#### [EXPLORAR EL MATERIAL]
#1 Según el texto sobre la comunicación en la educación panameña, ¿cuántos gremios docentes de la comarca Ngäbe-Buglé están representados en el diálogo con el Gobierno?
#2 Por favor, transcribe del texto sobre la comunicación en la educación panameña el tramo que va desde "La comunicación, desidia" hasta "más de un mes?".

#### [TEXTO PARA REVISIÓN]
○ ○ ○ ○ ○
La comunicación, desidia en la educación panameña
No hay duda de que uno de los grandes problemas de la humanidad es la falta de comunicación. Por otro lado, cuando llega a existir algún tipo de proceso comunicacional en el que tengamos que debatir un tema específico, el mismo es deficiente e inconcluso. Un ejemplo claro de un incorrecto proceso comunicacional es el "diálogo" entre la comisión de alto nivel del Gobierno panameño con los educadores representantes de 16 gremios docentes de la comarca Ngäbe-Buglé, transportistas y padres de familia, en el que se exige el arreglo de las vías de acceso y una certificación de seguridad física y psicológica para todos los docentes que laboran en esas áreas de difícil acceso. ¿Es tan grave el problema que no se ha podido resolver en más de un mes?
Lo irónico del asunto es que así mismo como son los caminos, ha sido el diálogo, "difícil". Ha pasado más de un mes y no se encuentra solución alguna a la problemática plantada o simplemente no existe voluntad de las partes de resolver el tema, mientras los estudiantes siguen perdiendo clases y los docentes siguen cobrando sus quincenas. Lo que sustenta que, si no existe ningún otro interés, aquí lo que hay es un problema de comunicación.
○ ○ ○ ○ ○
#### [INFORMACIÓN PROPORCIONADA]
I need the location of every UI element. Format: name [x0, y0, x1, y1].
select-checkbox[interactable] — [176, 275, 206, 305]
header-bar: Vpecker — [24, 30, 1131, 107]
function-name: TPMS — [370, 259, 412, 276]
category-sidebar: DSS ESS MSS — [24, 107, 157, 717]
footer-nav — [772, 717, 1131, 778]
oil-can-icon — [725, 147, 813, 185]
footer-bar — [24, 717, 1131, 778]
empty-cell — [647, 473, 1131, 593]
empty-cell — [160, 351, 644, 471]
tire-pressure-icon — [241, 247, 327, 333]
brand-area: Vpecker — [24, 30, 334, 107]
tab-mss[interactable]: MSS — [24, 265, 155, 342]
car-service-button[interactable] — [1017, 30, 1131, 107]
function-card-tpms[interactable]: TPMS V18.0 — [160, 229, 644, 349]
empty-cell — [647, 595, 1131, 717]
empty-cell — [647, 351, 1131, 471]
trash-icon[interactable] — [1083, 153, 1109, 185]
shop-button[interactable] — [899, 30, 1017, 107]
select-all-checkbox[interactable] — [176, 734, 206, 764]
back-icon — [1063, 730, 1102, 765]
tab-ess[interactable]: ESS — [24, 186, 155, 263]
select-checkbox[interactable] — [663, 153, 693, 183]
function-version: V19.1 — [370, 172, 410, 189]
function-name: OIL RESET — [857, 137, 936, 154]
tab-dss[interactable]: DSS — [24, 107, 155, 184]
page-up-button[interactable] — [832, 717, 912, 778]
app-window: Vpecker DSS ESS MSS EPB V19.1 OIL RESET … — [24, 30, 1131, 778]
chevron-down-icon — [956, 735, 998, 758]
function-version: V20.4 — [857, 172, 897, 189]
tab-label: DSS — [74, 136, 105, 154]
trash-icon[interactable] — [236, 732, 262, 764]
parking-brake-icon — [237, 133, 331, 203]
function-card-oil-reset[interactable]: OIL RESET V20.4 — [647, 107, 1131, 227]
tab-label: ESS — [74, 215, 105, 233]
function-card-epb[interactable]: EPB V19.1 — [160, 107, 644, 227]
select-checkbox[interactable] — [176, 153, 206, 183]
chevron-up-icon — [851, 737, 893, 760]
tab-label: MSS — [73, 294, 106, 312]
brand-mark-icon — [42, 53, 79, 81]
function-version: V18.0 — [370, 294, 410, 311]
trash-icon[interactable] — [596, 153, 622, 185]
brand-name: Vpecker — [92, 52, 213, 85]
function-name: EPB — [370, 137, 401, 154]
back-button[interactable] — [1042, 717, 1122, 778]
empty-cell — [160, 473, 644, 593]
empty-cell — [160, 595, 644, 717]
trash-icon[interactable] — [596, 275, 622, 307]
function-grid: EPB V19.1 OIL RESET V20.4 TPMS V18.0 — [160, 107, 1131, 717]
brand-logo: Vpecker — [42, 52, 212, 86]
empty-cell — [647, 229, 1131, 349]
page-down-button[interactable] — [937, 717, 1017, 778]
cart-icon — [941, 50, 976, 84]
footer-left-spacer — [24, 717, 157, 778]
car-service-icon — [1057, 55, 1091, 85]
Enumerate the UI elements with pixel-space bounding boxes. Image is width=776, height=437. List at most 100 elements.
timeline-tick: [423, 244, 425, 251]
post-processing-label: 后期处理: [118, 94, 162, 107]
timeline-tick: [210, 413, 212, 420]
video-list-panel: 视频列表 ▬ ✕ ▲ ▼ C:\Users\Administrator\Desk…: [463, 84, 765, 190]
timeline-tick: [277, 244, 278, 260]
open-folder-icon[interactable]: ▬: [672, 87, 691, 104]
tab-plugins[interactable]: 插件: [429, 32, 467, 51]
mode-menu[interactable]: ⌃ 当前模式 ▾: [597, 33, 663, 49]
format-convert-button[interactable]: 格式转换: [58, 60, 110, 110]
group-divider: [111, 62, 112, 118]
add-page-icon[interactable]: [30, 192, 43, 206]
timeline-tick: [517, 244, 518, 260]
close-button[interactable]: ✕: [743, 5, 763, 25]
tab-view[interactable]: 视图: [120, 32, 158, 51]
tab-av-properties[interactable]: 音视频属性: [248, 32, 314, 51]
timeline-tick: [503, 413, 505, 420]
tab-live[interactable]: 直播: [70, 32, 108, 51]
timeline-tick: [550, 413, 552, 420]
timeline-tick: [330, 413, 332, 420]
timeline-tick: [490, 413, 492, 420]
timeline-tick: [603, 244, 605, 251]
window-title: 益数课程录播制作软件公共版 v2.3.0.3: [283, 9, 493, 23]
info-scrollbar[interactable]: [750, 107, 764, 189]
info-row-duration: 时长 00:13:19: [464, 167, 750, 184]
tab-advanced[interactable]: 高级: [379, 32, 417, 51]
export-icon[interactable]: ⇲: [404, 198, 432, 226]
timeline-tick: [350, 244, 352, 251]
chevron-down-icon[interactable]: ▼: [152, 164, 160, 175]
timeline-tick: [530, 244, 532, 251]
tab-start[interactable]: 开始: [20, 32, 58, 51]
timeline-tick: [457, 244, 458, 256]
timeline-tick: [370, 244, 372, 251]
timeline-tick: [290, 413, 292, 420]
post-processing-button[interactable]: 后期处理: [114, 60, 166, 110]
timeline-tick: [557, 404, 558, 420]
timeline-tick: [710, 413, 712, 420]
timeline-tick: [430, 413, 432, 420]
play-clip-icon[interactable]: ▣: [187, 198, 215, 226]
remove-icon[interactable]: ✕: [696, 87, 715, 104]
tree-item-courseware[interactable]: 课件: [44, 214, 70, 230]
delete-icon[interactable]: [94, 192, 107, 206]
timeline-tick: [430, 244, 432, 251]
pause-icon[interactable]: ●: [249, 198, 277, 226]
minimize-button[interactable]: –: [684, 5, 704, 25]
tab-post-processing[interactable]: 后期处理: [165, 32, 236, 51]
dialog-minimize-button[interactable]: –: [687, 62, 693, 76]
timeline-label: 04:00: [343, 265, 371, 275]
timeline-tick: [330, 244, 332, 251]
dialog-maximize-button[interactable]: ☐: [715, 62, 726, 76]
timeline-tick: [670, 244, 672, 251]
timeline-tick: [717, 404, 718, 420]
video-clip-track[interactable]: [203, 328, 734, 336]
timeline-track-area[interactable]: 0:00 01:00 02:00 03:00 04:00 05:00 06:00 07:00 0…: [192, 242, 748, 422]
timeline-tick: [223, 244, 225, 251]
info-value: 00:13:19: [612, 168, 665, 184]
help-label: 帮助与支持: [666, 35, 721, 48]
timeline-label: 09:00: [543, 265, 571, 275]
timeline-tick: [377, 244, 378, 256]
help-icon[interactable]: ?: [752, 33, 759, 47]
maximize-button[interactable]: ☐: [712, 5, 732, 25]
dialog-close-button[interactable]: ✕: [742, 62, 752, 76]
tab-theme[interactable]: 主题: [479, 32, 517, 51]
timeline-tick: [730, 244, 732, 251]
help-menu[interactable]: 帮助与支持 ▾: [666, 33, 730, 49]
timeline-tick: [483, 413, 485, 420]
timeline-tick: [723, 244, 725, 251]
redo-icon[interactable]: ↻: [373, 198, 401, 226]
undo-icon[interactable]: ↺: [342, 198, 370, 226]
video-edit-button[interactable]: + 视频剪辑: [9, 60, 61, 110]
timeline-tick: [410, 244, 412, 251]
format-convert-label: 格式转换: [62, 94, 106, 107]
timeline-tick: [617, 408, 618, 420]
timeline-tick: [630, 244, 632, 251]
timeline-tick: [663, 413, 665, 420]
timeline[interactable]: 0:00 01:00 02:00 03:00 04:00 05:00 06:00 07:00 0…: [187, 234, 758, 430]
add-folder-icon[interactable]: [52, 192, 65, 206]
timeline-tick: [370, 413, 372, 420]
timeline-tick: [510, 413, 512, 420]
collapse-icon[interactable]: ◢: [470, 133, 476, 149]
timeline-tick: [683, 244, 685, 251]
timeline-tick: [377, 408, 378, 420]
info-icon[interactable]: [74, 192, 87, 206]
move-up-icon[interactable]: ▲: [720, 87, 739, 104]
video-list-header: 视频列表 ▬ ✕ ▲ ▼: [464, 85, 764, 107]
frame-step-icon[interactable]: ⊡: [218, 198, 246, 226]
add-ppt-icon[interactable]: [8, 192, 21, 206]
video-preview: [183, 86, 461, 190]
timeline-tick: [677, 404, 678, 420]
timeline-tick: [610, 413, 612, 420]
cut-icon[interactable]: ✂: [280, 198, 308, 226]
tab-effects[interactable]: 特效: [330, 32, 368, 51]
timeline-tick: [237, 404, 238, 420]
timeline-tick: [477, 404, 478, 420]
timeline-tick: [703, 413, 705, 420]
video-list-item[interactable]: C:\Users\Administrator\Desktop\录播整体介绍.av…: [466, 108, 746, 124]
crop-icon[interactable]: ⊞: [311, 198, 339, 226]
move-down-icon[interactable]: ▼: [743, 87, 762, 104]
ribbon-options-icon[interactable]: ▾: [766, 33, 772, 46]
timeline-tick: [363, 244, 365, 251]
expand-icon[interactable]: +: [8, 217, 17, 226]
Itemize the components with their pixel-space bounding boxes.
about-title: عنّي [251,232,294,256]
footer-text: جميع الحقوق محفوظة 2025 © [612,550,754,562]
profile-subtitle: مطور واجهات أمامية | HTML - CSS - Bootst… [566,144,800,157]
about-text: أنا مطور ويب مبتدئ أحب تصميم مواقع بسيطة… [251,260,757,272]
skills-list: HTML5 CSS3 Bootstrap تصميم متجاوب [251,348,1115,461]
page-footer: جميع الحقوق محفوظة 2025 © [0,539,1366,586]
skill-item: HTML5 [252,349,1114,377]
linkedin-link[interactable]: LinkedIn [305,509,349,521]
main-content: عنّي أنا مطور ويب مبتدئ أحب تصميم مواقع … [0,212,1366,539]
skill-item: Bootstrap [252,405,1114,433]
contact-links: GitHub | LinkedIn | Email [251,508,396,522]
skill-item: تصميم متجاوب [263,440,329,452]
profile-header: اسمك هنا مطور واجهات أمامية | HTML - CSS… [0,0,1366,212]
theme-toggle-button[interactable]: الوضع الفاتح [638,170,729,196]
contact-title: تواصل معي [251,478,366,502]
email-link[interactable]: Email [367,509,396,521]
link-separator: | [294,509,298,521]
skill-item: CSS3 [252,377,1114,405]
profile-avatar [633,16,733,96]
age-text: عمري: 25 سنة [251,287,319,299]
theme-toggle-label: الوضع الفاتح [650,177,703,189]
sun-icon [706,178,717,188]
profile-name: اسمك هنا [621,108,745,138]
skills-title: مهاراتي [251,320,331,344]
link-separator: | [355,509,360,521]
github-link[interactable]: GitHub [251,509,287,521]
○ ○ ○ ○ ○
#### [RESPUESTAS]
#1 16 gremios docentes.

#2
La comunicación, desidia en la educación panameña
No hay duda de que uno de los grandes problemas de la humanidad es la falta de comunicación. Por otro lado, cuando llega a existir algún tipo de proceso comunicacional en el que tengamos que debatir un tema específico, el mismo es deficiente e inconcluso. Un ejemplo claro de un incorrecto proceso comunicacional es el "diálogo" entre la comisión de alto nivel del Gobierno panameño con los educadores representantes de 16 gremios docentes de la comarca Ngäbe-Buglé, transportistas y padres de familia, en el que se exige el arreglo de las vías de acceso y una certificación de seguridad física y psicológica para todos los docentes que laboran en esas áreas de difícil acceso. ¿Es tan grave el problema que no se ha podido resolver en más de un mes?